▸ **Records supplied**
** start **

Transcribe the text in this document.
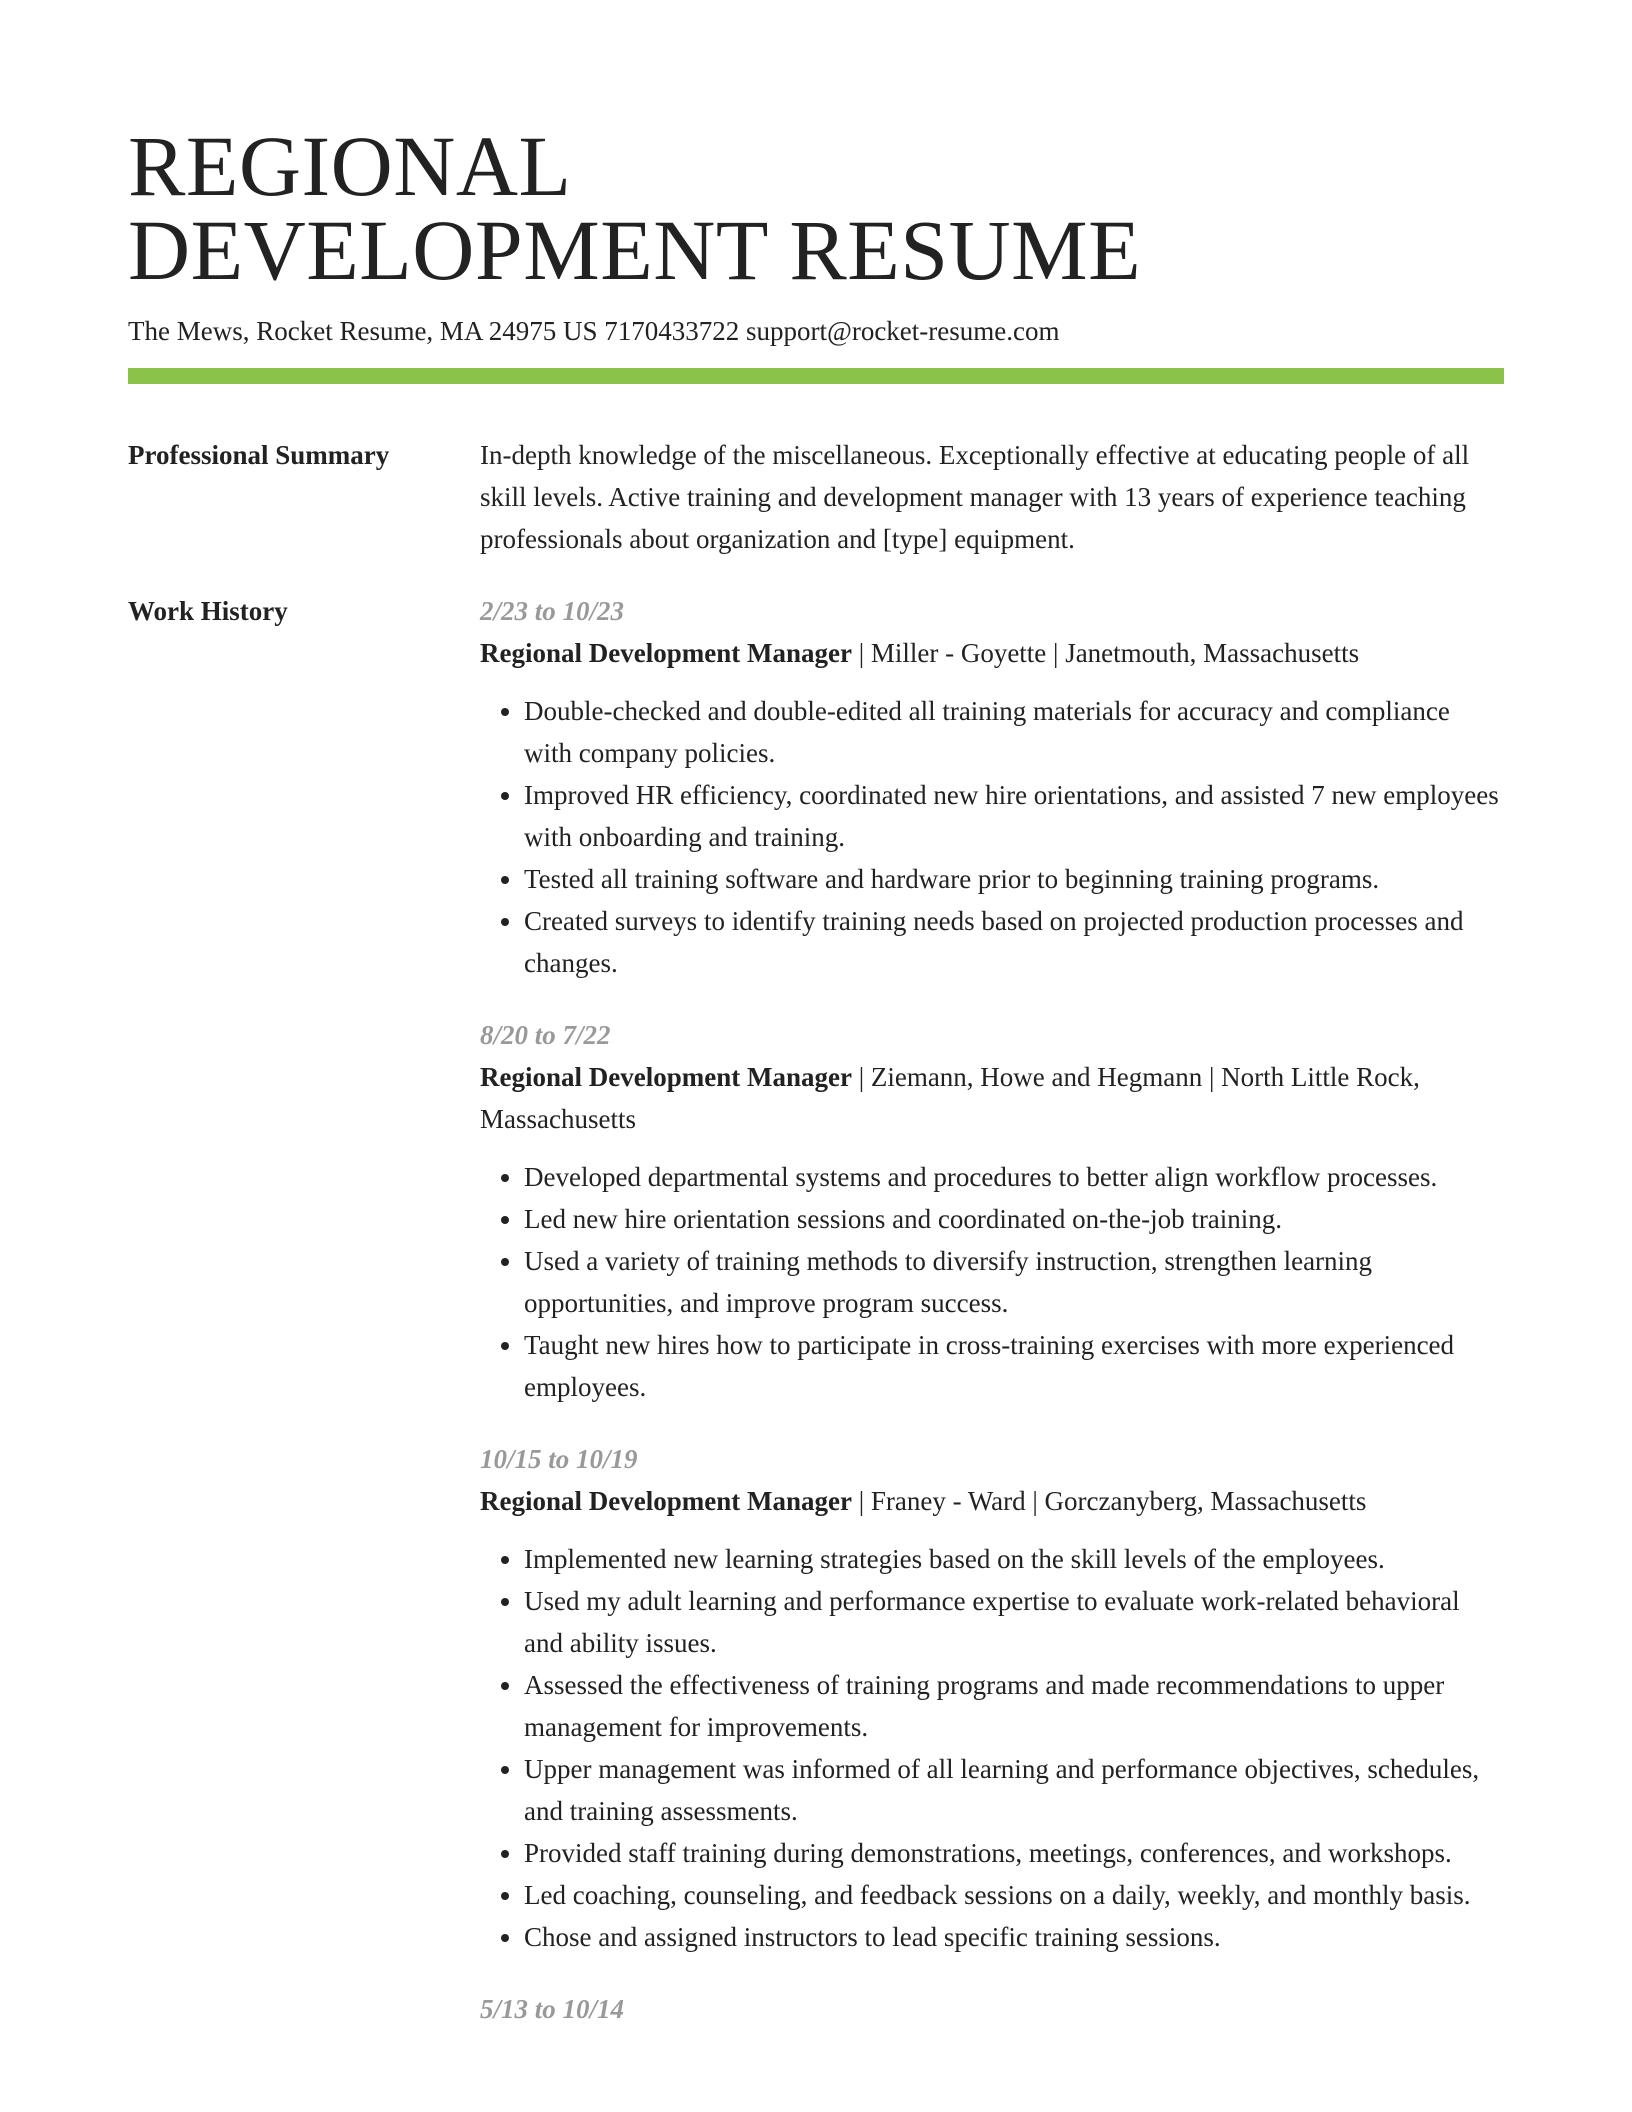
REGIONAL
DEVELOPMENT RESUME
The Mews, Rocket Resume, MA 24975 US 7170433722 support@rocket-resume.com
Professional Summary	In-depth knowledge of the miscellaneous. Exceptionally effective at educating people of all skill levels. Active training and development manager with 13 years of experience teaching professionals about organization and [type] equipment.

Work History	2/23 to 10/23
Regional Development Manager | Miller - Goyette | Janetmouth, Massachusetts
• Double-checked and double-edited all training materials for accuracy and compliance with company policies.
• Improved HR efficiency, coordinated new hire orientations, and assisted 7 new employees with onboarding and training.
• Tested all training software and hardware prior to beginning training programs.
• Created surveys to identify training needs based on projected production processes and changes.
8/20 to 7/22
Regional Development Manager | Ziemann, Howe and Hegmann | North Little Rock, Massachusetts
• Developed departmental systems and procedures to better align workflow processes.
• Led new hire orientation sessions and coordinated on-the-job training.
• Used a variety of training methods to diversify instruction, strengthen learning opportunities, and improve program success.
• Taught new hires how to participate in cross-training exercises with more experienced employees.
10/15 to 10/19
Regional Development Manager | Franey - Ward | Gorczanyberg, Massachusetts
• Implemented new learning strategies based on the skill levels of the employees.
• Used my adult learning and performance expertise to evaluate work-related behavioral and ability issues.
• Assessed the effectiveness of training programs and made recommendations to upper management for improvements.
• Upper management was informed of all learning and performance objectives, schedules, and training assessments.
• Provided staff training during demonstrations, meetings, conferences, and workshops.
• Led coaching, counseling, and feedback sessions on a daily, weekly, and monthly basis.
• Chose and assigned instructors to lead specific training sessions.
5/13 to 10/14
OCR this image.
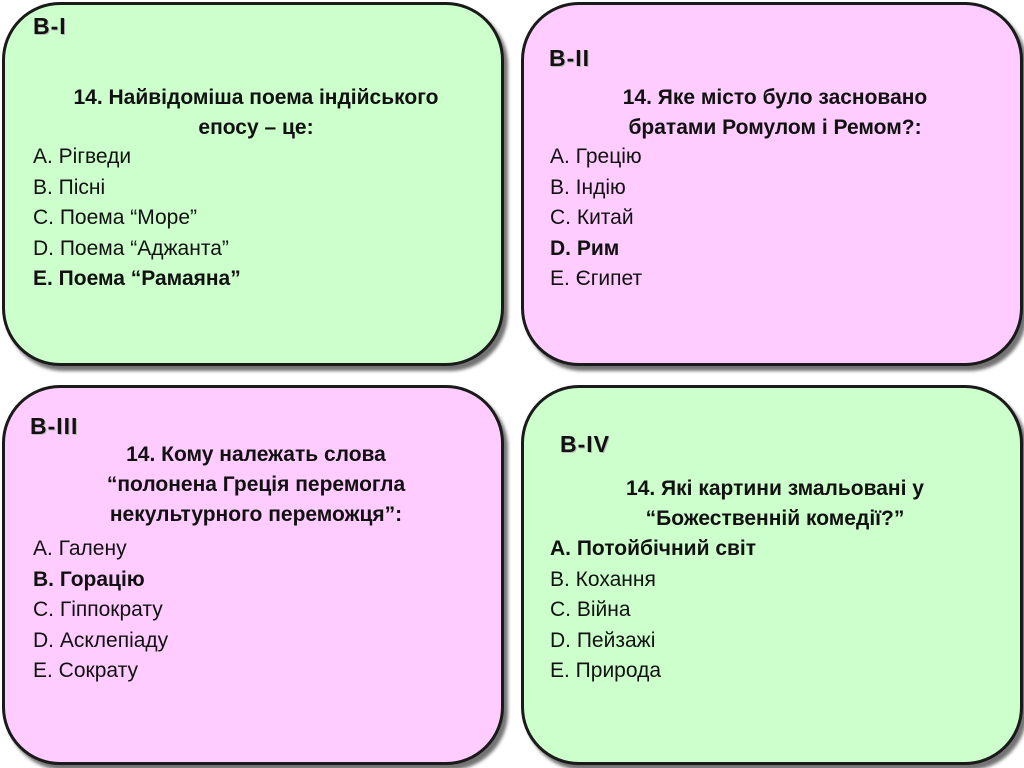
B-I
14. Найвідоміша поема індійського
епосу – це:
A. Рігведи
B. Пісні
C. Поема “Море”
D. Поема “Аджанта”
E. Поема “Рамаяна”
B-II
14. Яке місто було засновано
братами Ромулом і Ремом?:
A. Грецію
B. Індію
C. Китай
D. Рим
E. Єгипет
B-III
14. Кому належать слова
“полонена Греція перемогла
некультурного переможця”:
A. Галену
B. Горацію
C. Гіппократу
D. Асклепіаду
E. Сократу
B-IV
14. Які картини змальовані у
“Божественній комедії?”
A. Потойбічний світ
B. Кохання
C. Війна
D. Пейзажі
E. Природа
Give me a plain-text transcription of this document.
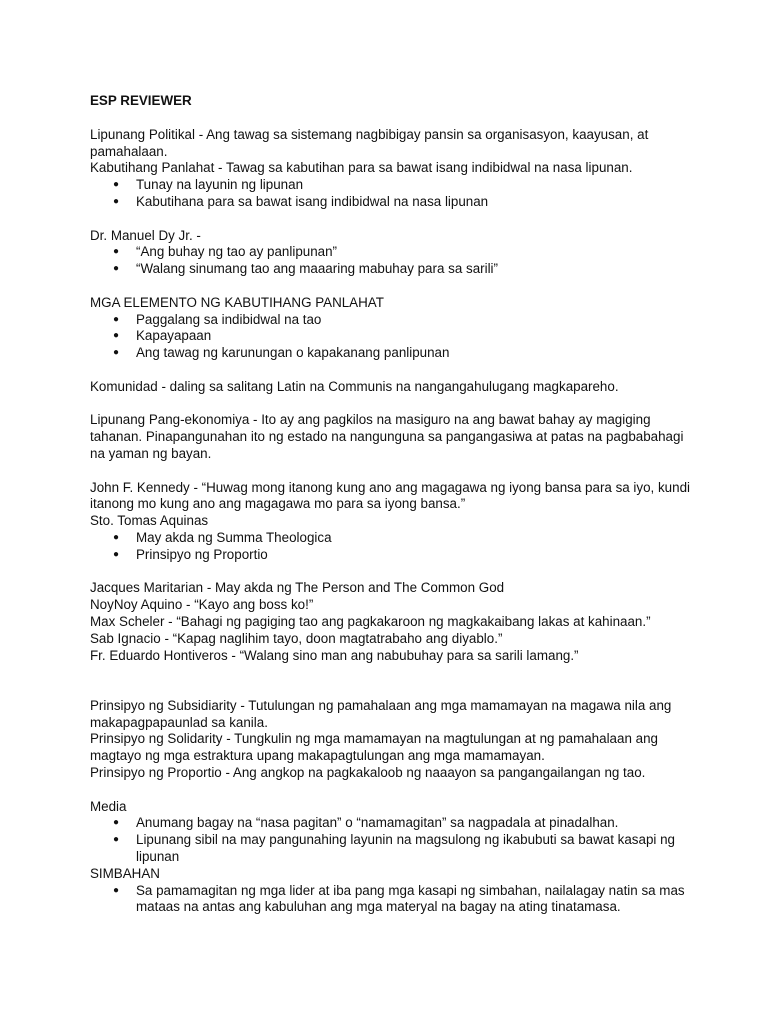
ESP REVIEWER

Lipunang Politikal - Ang tawag sa sistemang nagbibigay pansin sa organisasyon, kaayusan, at pamahalaan.

Kabutihang Panlahat - Tawag sa kabutihan para sa bawat isang indibidwal na nasa lipunan.

● Tunay na layunin ng lipunan
● Kabutihana para sa bawat isang indibidwal na nasa lipunan

Dr. Manuel Dy Jr. -

● “Ang buhay ng tao ay panlipunan”
● “Walang sinumang tao ang maaaring mabuhay para sa sarili”

MGA ELEMENTO NG KABUTIHANG PANLAHAT

● Paggalang sa indibidwal na tao
● Kapayapaan
● Ang tawag ng karunungan o kapakanang panlipunan

Komunidad - daling sa salitang Latin na Communis na nangangahulugang magkapareho.

Lipunang Pang-ekonomiya - Ito ay ang pagkilos na masiguro na ang bawat bahay ay magiging tahanan. Pinapangunahan ito ng estado na nangunguna sa pangangasiwa at patas na pagbabahagi na yaman ng bayan.

John F. Kennedy - “Huwag mong itanong kung ano ang magagawa ng iyong bansa para sa iyo, kundi itanong mo kung ano ang magagawa mo para sa iyong bansa.”

Sto. Tomas Aquinas

● May akda ng Summa Theologica
● Prinsipyo ng Proportio

Jacques Maritarian - May akda ng The Person and The Common God

NoyNoy Aquino - “Kayo ang boss ko!”

Max Scheler - “Bahagi ng pagiging tao ang pagkakaroon ng magkakaibang lakas at kahinaan.”

Sab Ignacio - “Kapag naglihim tayo, doon magtatrabaho ang diyablo.”

Fr. Eduardo Hontiveros - “Walang sino man ang nabubuhay para sa sarili lamang.”

Prinsipyo ng Subsidiarity - Tutulungan ng pamahalaan ang mga mamamayan na magawa nila ang makapagpapaunlad sa kanila.

Prinsipyo ng Solidarity - Tungkulin ng mga mamamayan na magtulungan at ng pamahalaan ang magtayo ng mga estraktura upang makapagtulungan ang mga mamamayan.

Prinsipyo ng Proportio - Ang angkop na pagkakaloob ng naaayon sa pangangailangan ng tao.

Media

● Anumang bagay na “nasa pagitan” o “namamagitan” sa nagpadala at pinadalhan.
● Lipunang sibil na may pangunahing layunin na magsulong ng ikabubuti sa bawat kasapi ng lipunan

SIMBAHAN

● Sa pamamagitan ng mga lider at iba pang mga kasapi ng simbahan, nailalagay natin sa mas mataas na antas ang kabuluhan ang mga materyal na bagay na ating tinatamasa.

** end **

▸ **Brief**
Reproduce the whole listing word for word, setting aside any pictures.

▸ **Answer**
Transcribe the text in this document.
REGIONAL
DEVELOPMENT RESUME
The Mews, Rocket Resume, MA 24975 US 7170433722 support@rocket-resume.com
Professional Summary	In-depth knowledge of the miscellaneous. Exceptionally effective at educating people of all skill levels. Active training and development manager with 13 years of experience teaching professionals about organization and [type] equipment.

Work History	2/23 to 10/23
Regional Development Manager | Miller - Goyette | Janetmouth, Massachusetts
• Double-checked and double-edited all training materials for accuracy and compliance with company policies.
• Improved HR efficiency, coordinated new hire orientations, and assisted 7 new employees with onboarding and training.
• Tested all training software and hardware prior to beginning training programs.
• Created surveys to identify training needs based on projected production processes and changes.
8/20 to 7/22
Regional Development Manager | Ziemann, Howe and Hegmann | North Little Rock, Massachusetts
• Developed departmental systems and procedures to better align workflow processes.
• Led new hire orientation sessions and coordinated on-the-job training.
• Used a variety of training methods to diversify instruction, strengthen learning opportunities, and improve program success.
• Taught new hires how to participate in cross-training exercises with more experienced employees.
10/15 to 10/19
Regional Development Manager | Franey - Ward | Gorczanyberg, Massachusetts
• Implemented new learning strategies based on the skill levels of the employees.
• Used my adult learning and performance expertise to evaluate work-related behavioral and ability issues.
• Assessed the effectiveness of training programs and made recommendations to upper management for improvements.
• Upper management was informed of all learning and performance objectives, schedules, and training assessments.
• Provided staff training during demonstrations, meetings, conferences, and workshops.
• Led coaching, counseling, and feedback sessions on a daily, weekly, and monthly basis.
• Chose and assigned instructors to lead specific training sessions.
5/13 to 10/14
OCR this image.
B-I
14. Найвідоміша поема індійського
епосу – це:
A. Рігведи
B. Пісні
C. Поема “Море”
D. Поема “Аджанта”
E. Поема “Рамаяна”
B-II
14. Яке місто було засновано
братами Ромулом і Ремом?:
A. Грецію
B. Індію
C. Китай
D. Рим
E. Єгипет
B-III
14. Кому належать слова
“полонена Греція перемогла
некультурного переможця”:
A. Галену
B. Горацію
C. Гіппократу
D. Асклепіаду
E. Сократу
B-IV
14. Які картини змальовані у
“Божественній комедії?”
A. Потойбічний світ
B. Кохання
C. Війна
D. Пейзажі
E. Природа
Give me a plain-text transcription of this document.
ESP REVIEWER

Lipunang Politikal - Ang tawag sa sistemang nagbibigay pansin sa organisasyon, kaayusan, at pamahalaan.

Kabutihang Panlahat - Tawag sa kabutihan para sa bawat isang indibidwal na nasa lipunan.

● Tunay na layunin ng lipunan
● Kabutihana para sa bawat isang indibidwal na nasa lipunan

Dr. Manuel Dy Jr. -

● “Ang buhay ng tao ay panlipunan”
● “Walang sinumang tao ang maaaring mabuhay para sa sarili”

MGA ELEMENTO NG KABUTIHANG PANLAHAT

● Paggalang sa indibidwal na tao
● Kapayapaan
● Ang tawag ng karunungan o kapakanang panlipunan

Komunidad - daling sa salitang Latin na Communis na nangangahulugang magkapareho.

Lipunang Pang-ekonomiya - Ito ay ang pagkilos na masiguro na ang bawat bahay ay magiging tahanan. Pinapangunahan ito ng estado na nangunguna sa pangangasiwa at patas na pagbabahagi na yaman ng bayan.

John F. Kennedy - “Huwag mong itanong kung ano ang magagawa ng iyong bansa para sa iyo, kundi itanong mo kung ano ang magagawa mo para sa iyong bansa.”

Sto. Tomas Aquinas

● May akda ng Summa Theologica
● Prinsipyo ng Proportio

Jacques Maritarian - May akda ng The Person and The Common God

NoyNoy Aquino - “Kayo ang boss ko!”

Max Scheler - “Bahagi ng pagiging tao ang pagkakaroon ng magkakaibang lakas at kahinaan.”

Sab Ignacio - “Kapag naglihim tayo, doon magtatrabaho ang diyablo.”

Fr. Eduardo Hontiveros - “Walang sino man ang nabubuhay para sa sarili lamang.”

Prinsipyo ng Subsidiarity - Tutulungan ng pamahalaan ang mga mamamayan na magawa nila ang makapagpapaunlad sa kanila.

Prinsipyo ng Solidarity - Tungkulin ng mga mamamayan na magtulungan at ng pamahalaan ang magtayo ng mga estraktura upang makapagtulungan ang mga mamamayan.

Prinsipyo ng Proportio - Ang angkop na pagkakaloob ng naaayon sa pangangailangan ng tao.

Media

● Anumang bagay na “nasa pagitan” o “namamagitan” sa nagpadala at pinadalhan.
● Lipunang sibil na may pangunahing layunin na magsulong ng ikabubuti sa bawat kasapi ng lipunan

SIMBAHAN

● Sa pamamagitan ng mga lider at iba pang mga kasapi ng simbahan, nailalagay natin sa mas mataas na antas ang kabuluhan ang mga materyal na bagay na ating tinatamasa.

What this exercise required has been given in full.